Extracted data entries:

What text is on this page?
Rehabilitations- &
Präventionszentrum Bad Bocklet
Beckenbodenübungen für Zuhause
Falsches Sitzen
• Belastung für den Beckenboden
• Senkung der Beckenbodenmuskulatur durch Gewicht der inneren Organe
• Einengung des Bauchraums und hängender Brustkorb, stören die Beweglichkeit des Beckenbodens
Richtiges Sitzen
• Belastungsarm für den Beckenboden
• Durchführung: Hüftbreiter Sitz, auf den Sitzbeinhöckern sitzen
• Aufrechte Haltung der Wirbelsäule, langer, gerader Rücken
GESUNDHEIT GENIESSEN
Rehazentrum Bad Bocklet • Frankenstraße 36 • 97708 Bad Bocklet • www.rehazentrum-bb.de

**PROBLEM**
Show the lines where the word "Bocklet" appears in the entries.

**RESULT OF THE EXERCISE**
Präventionszentrum Bad Bocklet
Rehazentrum Bad Bocklet • Frankenstraße 36 • 97708 Bad Bocklet • www.rehazentrum-bb.de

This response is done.